What is expected ::
Return every line of the data below that includes the string "Kraków".

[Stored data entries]
———

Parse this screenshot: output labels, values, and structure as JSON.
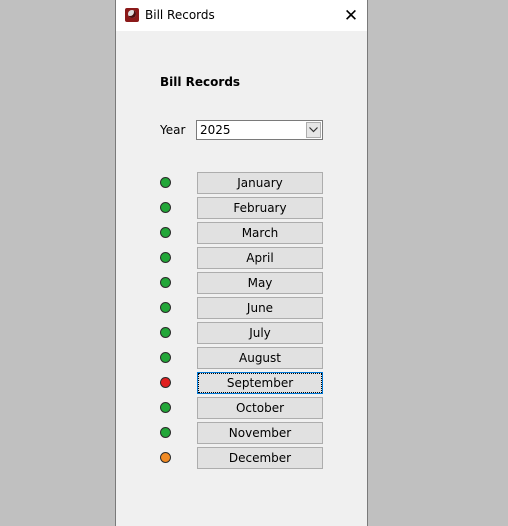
{
  "window": {
    "title": "Bill Records",
    "close_glyph": "✕"
  },
  "form": {
    "heading": "Bill Records",
    "year_label": "Year",
    "year_value": "2025"
  },
  "status_colors": {
    "paid": "#22a638",
    "overdue": "#e01f1f",
    "pending": "#f08a24"
  },
  "months": [
    {
      "label": "January",
      "status": "paid"
    },
    {
      "label": "February",
      "status": "paid"
    },
    {
      "label": "March",
      "status": "paid"
    },
    {
      "label": "April",
      "status": "paid"
    },
    {
      "label": "May",
      "status": "paid"
    },
    {
      "label": "June",
      "status": "paid"
    },
    {
      "label": "July",
      "status": "paid"
    },
    {
      "label": "August",
      "status": "paid"
    },
    {
      "label": "September",
      "status": "overdue",
      "focused": true
    },
    {
      "label": "October",
      "status": "paid"
    },
    {
      "label": "November",
      "status": "paid"
    },
    {
      "label": "December",
      "status": "pending"
    }
  ]
}
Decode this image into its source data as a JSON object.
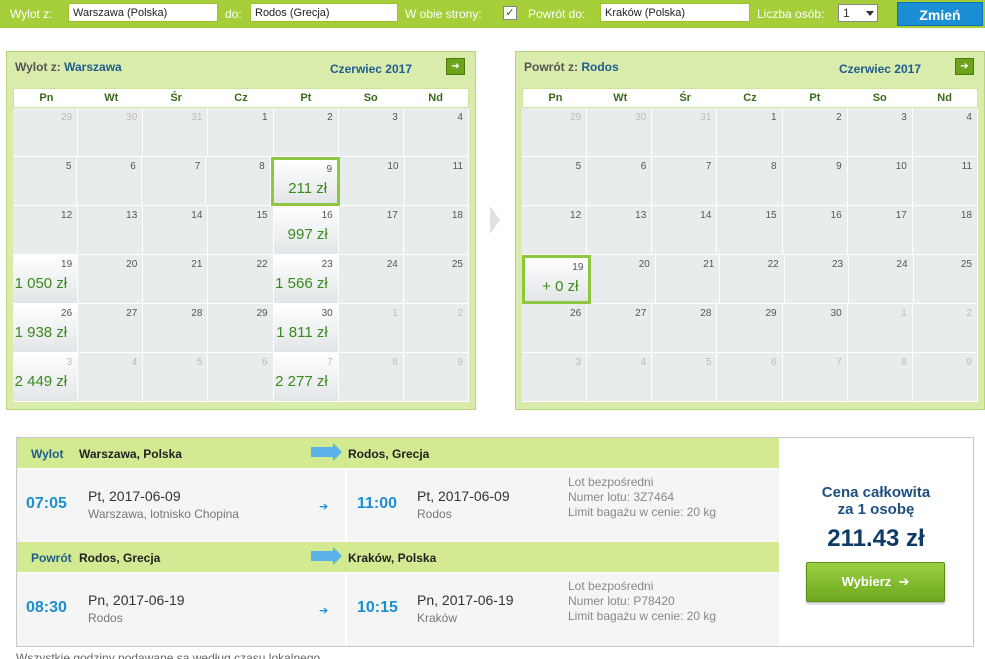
{
  "search": {
    "from_label": "Wylot z:",
    "from_value": "Warszawa (Polska)",
    "to_label": "do:",
    "to_value": "Rodos (Grecja)",
    "roundtrip_label": "W obie strony:",
    "roundtrip_checked": "✓",
    "return_label": "Powrót do:",
    "return_value": "Kraków (Polska)",
    "persons_label": "Liczba osób:",
    "persons_value": "1",
    "change_button": "Zmień"
  },
  "outbound_calendar": {
    "title_prefix": "Wylot z:",
    "title_city": "Warszawa",
    "month": "Czerwiec 2017",
    "weekdays": [
      "Pn",
      "Wt",
      "Śr",
      "Cz",
      "Pt",
      "So",
      "Nd"
    ],
    "weeks": [
      [
        {
          "d": "29",
          "o": true
        },
        {
          "d": "30",
          "o": true
        },
        {
          "d": "31",
          "o": true
        },
        {
          "d": "1"
        },
        {
          "d": "2"
        },
        {
          "d": "3"
        },
        {
          "d": "4"
        }
      ],
      [
        {
          "d": "5"
        },
        {
          "d": "6"
        },
        {
          "d": "7"
        },
        {
          "d": "8"
        },
        {
          "d": "9",
          "p": "211 zł",
          "sel": true
        },
        {
          "d": "10"
        },
        {
          "d": "11"
        }
      ],
      [
        {
          "d": "12"
        },
        {
          "d": "13"
        },
        {
          "d": "14"
        },
        {
          "d": "15"
        },
        {
          "d": "16",
          "p": "997 zł"
        },
        {
          "d": "17"
        },
        {
          "d": "18"
        }
      ],
      [
        {
          "d": "19",
          "p": "1 050 zł"
        },
        {
          "d": "20"
        },
        {
          "d": "21"
        },
        {
          "d": "22"
        },
        {
          "d": "23",
          "p": "1 566 zł"
        },
        {
          "d": "24"
        },
        {
          "d": "25"
        }
      ],
      [
        {
          "d": "26",
          "p": "1 938 zł"
        },
        {
          "d": "27"
        },
        {
          "d": "28"
        },
        {
          "d": "29"
        },
        {
          "d": "30",
          "p": "1 811 zł"
        },
        {
          "d": "1",
          "o": true
        },
        {
          "d": "2",
          "o": true
        }
      ],
      [
        {
          "d": "3",
          "o": true,
          "p": "2 449 zł"
        },
        {
          "d": "4",
          "o": true
        },
        {
          "d": "5",
          "o": true
        },
        {
          "d": "6",
          "o": true
        },
        {
          "d": "7",
          "o": true,
          "p": "2 277 zł"
        },
        {
          "d": "8",
          "o": true
        },
        {
          "d": "9",
          "o": true
        }
      ]
    ]
  },
  "return_calendar": {
    "title_prefix": "Powrót z:",
    "title_city": "Rodos",
    "month": "Czerwiec 2017",
    "weekdays": [
      "Pn",
      "Wt",
      "Śr",
      "Cz",
      "Pt",
      "So",
      "Nd"
    ],
    "weeks": [
      [
        {
          "d": "29",
          "o": true
        },
        {
          "d": "30",
          "o": true
        },
        {
          "d": "31",
          "o": true
        },
        {
          "d": "1"
        },
        {
          "d": "2"
        },
        {
          "d": "3"
        },
        {
          "d": "4"
        }
      ],
      [
        {
          "d": "5"
        },
        {
          "d": "6"
        },
        {
          "d": "7"
        },
        {
          "d": "8"
        },
        {
          "d": "9"
        },
        {
          "d": "10"
        },
        {
          "d": "11"
        }
      ],
      [
        {
          "d": "12"
        },
        {
          "d": "13"
        },
        {
          "d": "14"
        },
        {
          "d": "15"
        },
        {
          "d": "16"
        },
        {
          "d": "17"
        },
        {
          "d": "18"
        }
      ],
      [
        {
          "d": "19",
          "p": "+ 0 zł",
          "sel": true
        },
        {
          "d": "20"
        },
        {
          "d": "21"
        },
        {
          "d": "22"
        },
        {
          "d": "23"
        },
        {
          "d": "24"
        },
        {
          "d": "25"
        }
      ],
      [
        {
          "d": "26"
        },
        {
          "d": "27"
        },
        {
          "d": "28"
        },
        {
          "d": "29"
        },
        {
          "d": "30"
        },
        {
          "d": "1",
          "o": true
        },
        {
          "d": "2",
          "o": true
        }
      ],
      [
        {
          "d": "3",
          "o": true
        },
        {
          "d": "4",
          "o": true
        },
        {
          "d": "5",
          "o": true
        },
        {
          "d": "6",
          "o": true
        },
        {
          "d": "7",
          "o": true
        },
        {
          "d": "8",
          "o": true
        },
        {
          "d": "9",
          "o": true
        }
      ]
    ]
  },
  "outbound": {
    "label": "Wylot",
    "from": "Warszawa, Polska",
    "to": "Rodos, Grecja",
    "dep_time": "07:05",
    "dep_day": "Pt,",
    "dep_date": "2017-06-09",
    "dep_place": "Warszawa, lotnisko Chopina",
    "arr_time": "11:00",
    "arr_day": "Pt,",
    "arr_date": "2017-06-09",
    "arr_place": "Rodos",
    "info1": "Lot bezpośredni",
    "info2": "Numer lotu: 3Z7464",
    "info3": "Limit bagażu w cenie: 20 kg"
  },
  "inbound": {
    "label": "Powrót",
    "from": "Rodos, Grecja",
    "to": "Kraków, Polska",
    "dep_time": "08:30",
    "dep_day": "Pn,",
    "dep_date": "2017-06-19",
    "dep_place": "Rodos",
    "arr_time": "10:15",
    "arr_day": "Pn,",
    "arr_date": "2017-06-19",
    "arr_place": "Kraków",
    "info1": "Lot bezpośredni",
    "info2": "Numer lotu: P78420",
    "info3": "Limit bagażu w cenie: 20 kg"
  },
  "total": {
    "label_line1": "Cena całkowita",
    "label_line2": "za 1 osobę",
    "value": "211.43 zł",
    "button": "Wybierz"
  },
  "footnote": "Wszystkie godziny podawane są według czasu lokalnego."
}
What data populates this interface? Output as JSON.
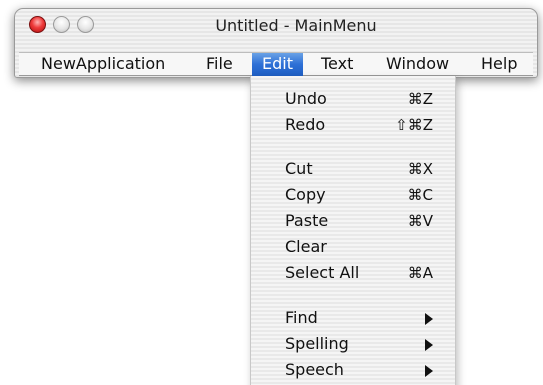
{
  "window": {
    "title": "Untitled - MainMenu"
  },
  "menubar": {
    "items": [
      {
        "label": "NewApplication"
      },
      {
        "label": "File"
      },
      {
        "label": "Edit"
      },
      {
        "label": "Text"
      },
      {
        "label": "Window"
      },
      {
        "label": "Help"
      }
    ],
    "active": "Edit",
    "active_color": "#2d6fd6"
  },
  "edit_menu": {
    "items": [
      {
        "label": "Undo",
        "shortcut": "⌘Z"
      },
      {
        "label": "Redo",
        "shortcut": "⇧⌘Z"
      },
      {
        "label": "Cut",
        "shortcut": "⌘X"
      },
      {
        "label": "Copy",
        "shortcut": "⌘C"
      },
      {
        "label": "Paste",
        "shortcut": "⌘V"
      },
      {
        "label": "Clear",
        "shortcut": ""
      },
      {
        "label": "Select All",
        "shortcut": "⌘A"
      },
      {
        "label": "Find",
        "submenu": true
      },
      {
        "label": "Spelling",
        "submenu": true
      },
      {
        "label": "Speech",
        "submenu": true
      }
    ]
  }
}
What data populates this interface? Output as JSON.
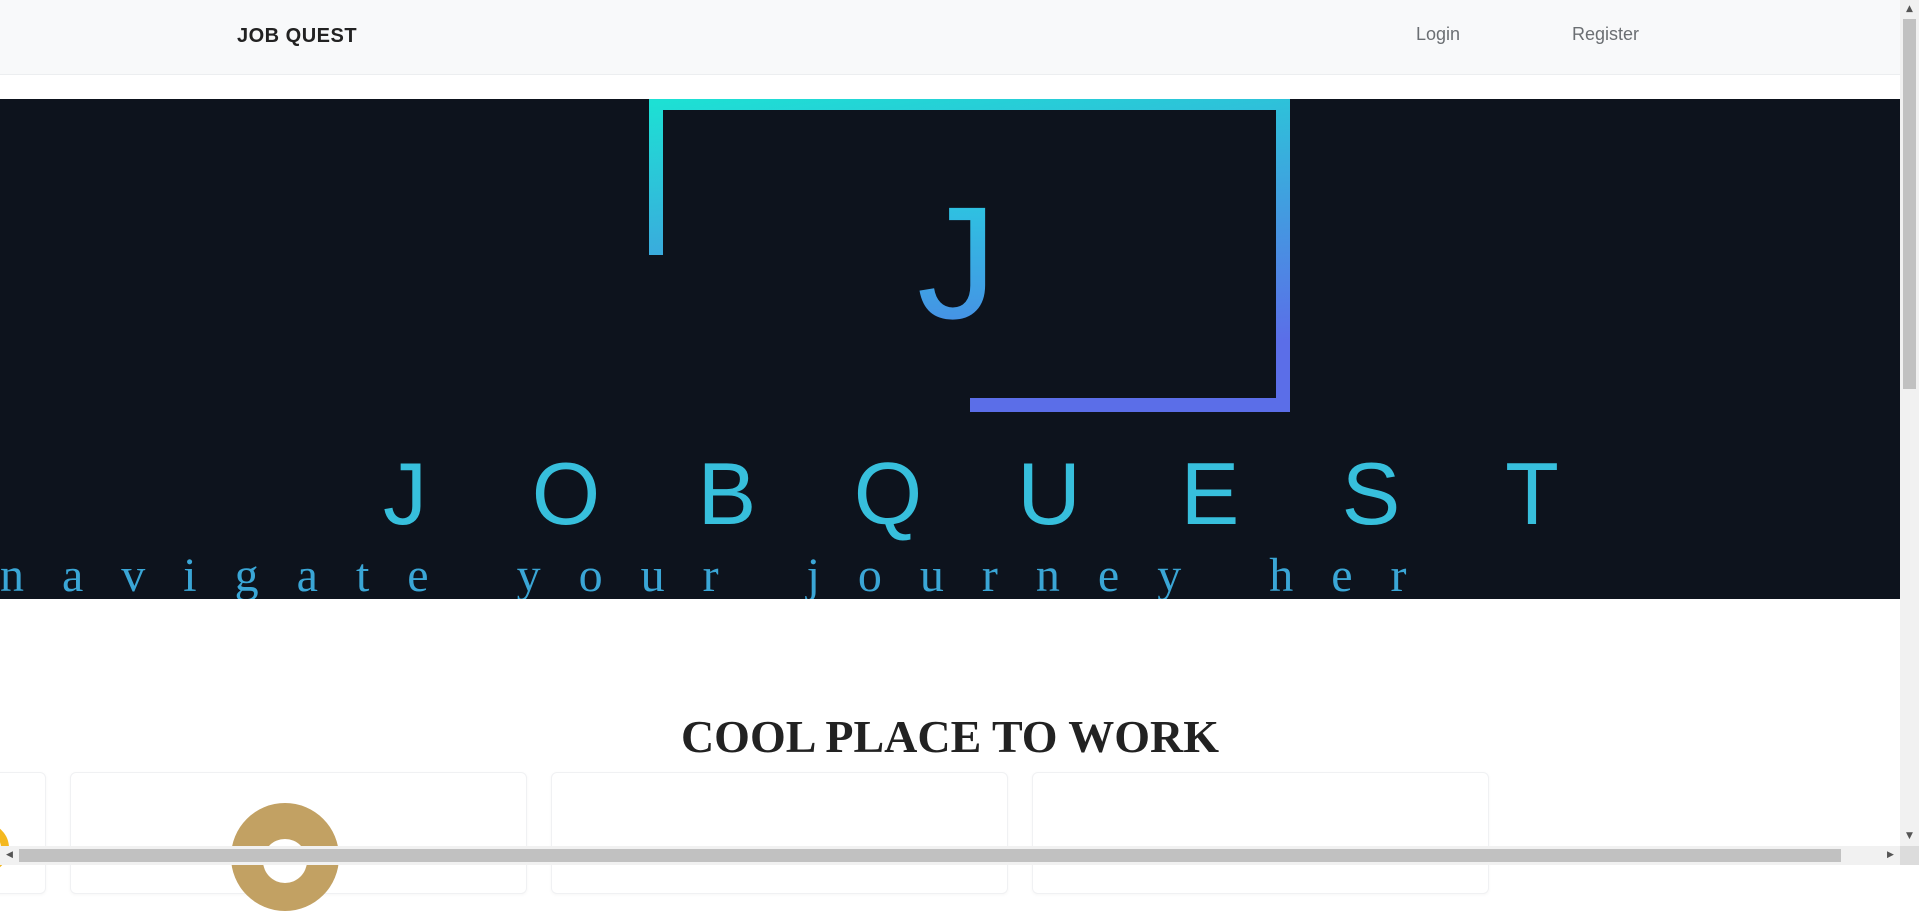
{
  "navbar": {
    "brand": "JOB QUEST",
    "links": {
      "login": "Login",
      "register": "Register"
    }
  },
  "hero": {
    "logo_letter": "J",
    "brand_letters": [
      "J",
      "O",
      "B",
      "Q",
      "U",
      "E",
      "S",
      "T"
    ],
    "tagline": "navigate your journey her",
    "colors": {
      "background": "#0d131d",
      "gradient_start": "#1de0d4",
      "gradient_end": "#5b6ee8",
      "text": "#37bfdc",
      "tagline": "#3aa6d6"
    }
  },
  "section": {
    "title": "COOL PLACE TO WORK"
  },
  "cards": [
    {
      "logo_color": "#f4b81f"
    },
    {
      "logo_color": "#c2a163"
    },
    {
      "logo_color": ""
    },
    {
      "logo_color": ""
    }
  ],
  "scrollbars": {
    "up_arrow_icon": "▲",
    "down_arrow_icon": "▼",
    "left_arrow_icon": "◀",
    "right_arrow_icon": "▶"
  }
}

———

Task result ::
    "return_value": "Kraków (Polska)",
    "to": "Kraków, Polska",
    "arr_place": "Kraków",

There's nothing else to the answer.